──────── Given entries

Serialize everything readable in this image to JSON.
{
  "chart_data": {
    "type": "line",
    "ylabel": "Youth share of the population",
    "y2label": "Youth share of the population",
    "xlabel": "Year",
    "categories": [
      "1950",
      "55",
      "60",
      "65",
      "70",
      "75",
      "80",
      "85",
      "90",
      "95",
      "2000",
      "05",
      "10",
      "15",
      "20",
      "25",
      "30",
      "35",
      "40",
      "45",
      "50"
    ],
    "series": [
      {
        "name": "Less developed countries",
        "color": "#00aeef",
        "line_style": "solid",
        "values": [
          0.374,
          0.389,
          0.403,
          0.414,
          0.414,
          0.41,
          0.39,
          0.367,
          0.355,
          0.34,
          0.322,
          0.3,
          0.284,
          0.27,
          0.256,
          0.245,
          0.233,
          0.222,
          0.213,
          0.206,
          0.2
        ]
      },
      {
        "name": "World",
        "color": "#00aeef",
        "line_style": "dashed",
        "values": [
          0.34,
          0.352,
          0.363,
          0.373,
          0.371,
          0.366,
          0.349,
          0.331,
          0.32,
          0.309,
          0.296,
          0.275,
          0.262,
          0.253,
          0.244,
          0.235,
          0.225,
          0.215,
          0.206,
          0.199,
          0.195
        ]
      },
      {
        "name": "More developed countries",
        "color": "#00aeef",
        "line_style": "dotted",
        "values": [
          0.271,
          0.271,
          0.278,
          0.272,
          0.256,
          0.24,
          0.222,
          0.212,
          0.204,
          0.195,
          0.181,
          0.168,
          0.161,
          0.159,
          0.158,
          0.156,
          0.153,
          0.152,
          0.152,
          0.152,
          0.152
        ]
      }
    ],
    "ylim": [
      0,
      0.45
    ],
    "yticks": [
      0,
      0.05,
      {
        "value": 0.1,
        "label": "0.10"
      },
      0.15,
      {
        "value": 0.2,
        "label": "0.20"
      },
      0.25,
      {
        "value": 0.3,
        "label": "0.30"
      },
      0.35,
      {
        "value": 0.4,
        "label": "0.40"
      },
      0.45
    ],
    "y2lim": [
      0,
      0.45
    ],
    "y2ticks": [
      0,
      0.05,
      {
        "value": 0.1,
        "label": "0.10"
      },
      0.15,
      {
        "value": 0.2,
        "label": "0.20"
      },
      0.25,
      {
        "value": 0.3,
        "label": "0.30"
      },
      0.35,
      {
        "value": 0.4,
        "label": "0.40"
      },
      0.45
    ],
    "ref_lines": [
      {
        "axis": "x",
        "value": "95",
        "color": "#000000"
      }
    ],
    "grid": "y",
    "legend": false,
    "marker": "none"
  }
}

────────────────
──────── Given entries

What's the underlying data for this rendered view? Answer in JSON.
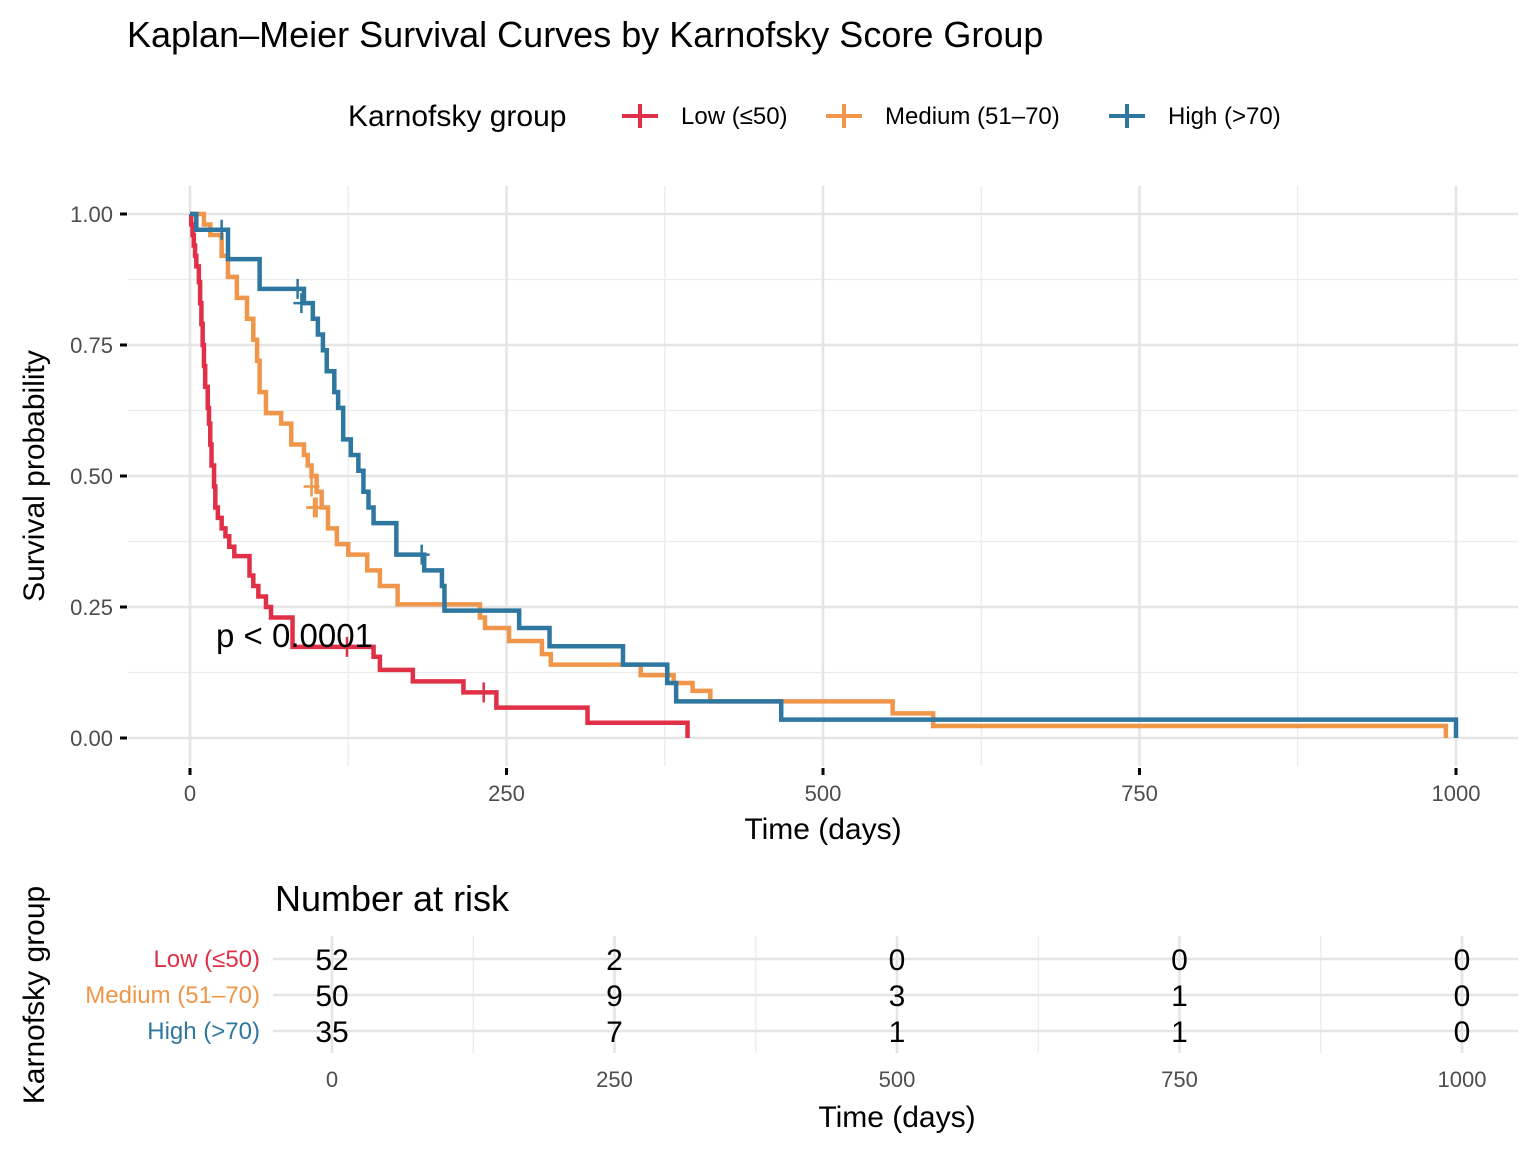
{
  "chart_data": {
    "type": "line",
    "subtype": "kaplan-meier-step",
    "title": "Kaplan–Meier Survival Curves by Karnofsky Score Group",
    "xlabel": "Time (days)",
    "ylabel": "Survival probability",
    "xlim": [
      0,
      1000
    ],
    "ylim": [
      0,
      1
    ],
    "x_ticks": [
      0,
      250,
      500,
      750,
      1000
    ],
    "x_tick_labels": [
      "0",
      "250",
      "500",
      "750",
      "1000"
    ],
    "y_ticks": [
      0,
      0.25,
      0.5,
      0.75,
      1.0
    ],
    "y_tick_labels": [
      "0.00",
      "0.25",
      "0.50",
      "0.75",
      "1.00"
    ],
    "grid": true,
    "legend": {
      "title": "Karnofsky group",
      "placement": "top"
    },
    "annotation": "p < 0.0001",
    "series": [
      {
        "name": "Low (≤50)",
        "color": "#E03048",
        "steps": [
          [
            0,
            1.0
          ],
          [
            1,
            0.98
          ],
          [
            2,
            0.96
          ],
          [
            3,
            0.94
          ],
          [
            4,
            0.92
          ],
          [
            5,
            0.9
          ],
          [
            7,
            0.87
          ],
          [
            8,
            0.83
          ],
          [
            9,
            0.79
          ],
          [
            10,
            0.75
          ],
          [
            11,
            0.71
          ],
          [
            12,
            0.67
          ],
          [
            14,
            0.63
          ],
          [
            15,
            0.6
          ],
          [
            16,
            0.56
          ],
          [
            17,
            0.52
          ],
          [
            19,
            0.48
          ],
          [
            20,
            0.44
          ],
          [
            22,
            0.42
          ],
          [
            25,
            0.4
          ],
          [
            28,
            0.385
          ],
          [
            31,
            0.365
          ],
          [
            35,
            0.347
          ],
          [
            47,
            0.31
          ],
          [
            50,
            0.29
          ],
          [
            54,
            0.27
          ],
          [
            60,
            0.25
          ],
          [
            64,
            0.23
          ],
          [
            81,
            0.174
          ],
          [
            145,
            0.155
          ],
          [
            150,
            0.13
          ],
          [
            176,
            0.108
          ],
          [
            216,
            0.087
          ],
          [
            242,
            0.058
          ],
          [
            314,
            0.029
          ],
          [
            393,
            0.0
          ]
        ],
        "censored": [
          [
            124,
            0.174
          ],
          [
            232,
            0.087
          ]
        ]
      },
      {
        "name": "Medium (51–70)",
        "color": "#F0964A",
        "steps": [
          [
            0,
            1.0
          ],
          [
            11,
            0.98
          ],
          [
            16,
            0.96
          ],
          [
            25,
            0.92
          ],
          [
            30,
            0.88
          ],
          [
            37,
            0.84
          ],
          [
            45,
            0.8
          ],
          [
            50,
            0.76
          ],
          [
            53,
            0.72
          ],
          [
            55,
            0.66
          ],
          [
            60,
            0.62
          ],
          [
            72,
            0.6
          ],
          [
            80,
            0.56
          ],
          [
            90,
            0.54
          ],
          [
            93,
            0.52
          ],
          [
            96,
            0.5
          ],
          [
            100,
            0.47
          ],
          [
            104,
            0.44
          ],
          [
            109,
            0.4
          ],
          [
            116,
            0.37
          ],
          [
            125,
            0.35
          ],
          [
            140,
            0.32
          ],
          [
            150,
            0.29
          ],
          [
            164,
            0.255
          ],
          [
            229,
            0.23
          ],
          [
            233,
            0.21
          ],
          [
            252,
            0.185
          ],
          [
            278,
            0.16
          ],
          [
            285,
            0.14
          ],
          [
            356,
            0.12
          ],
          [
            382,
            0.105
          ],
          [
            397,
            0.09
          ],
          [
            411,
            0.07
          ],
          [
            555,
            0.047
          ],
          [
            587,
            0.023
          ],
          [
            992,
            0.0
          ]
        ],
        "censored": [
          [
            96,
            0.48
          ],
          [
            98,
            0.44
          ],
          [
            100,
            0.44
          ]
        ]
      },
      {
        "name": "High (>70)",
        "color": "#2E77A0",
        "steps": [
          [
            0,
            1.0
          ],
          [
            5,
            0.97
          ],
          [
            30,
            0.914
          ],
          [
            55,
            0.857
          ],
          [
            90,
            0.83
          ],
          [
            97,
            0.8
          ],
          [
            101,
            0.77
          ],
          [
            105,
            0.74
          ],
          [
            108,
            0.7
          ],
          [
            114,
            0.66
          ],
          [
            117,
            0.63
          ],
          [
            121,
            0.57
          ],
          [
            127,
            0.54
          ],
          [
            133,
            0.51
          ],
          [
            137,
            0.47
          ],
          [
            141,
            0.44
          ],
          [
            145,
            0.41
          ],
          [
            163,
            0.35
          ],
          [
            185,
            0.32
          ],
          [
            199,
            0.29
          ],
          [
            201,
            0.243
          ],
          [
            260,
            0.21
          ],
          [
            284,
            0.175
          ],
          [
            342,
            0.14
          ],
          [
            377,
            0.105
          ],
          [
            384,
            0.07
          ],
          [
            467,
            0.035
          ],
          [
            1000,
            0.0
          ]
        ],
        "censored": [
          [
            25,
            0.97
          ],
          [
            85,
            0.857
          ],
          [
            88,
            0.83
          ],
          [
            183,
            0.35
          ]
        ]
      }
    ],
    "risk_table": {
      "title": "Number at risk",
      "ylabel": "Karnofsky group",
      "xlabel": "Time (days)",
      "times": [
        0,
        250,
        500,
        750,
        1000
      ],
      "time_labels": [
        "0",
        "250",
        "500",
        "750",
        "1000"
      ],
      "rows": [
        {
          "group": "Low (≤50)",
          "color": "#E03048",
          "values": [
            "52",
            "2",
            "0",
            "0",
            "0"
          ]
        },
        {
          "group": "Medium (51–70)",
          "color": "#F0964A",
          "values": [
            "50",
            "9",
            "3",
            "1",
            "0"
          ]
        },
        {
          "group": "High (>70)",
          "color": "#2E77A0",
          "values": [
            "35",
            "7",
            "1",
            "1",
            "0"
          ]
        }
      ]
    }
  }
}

────────────────

Looking at the records above, count the lines where the word "title" appears. State only the number.

## In response
3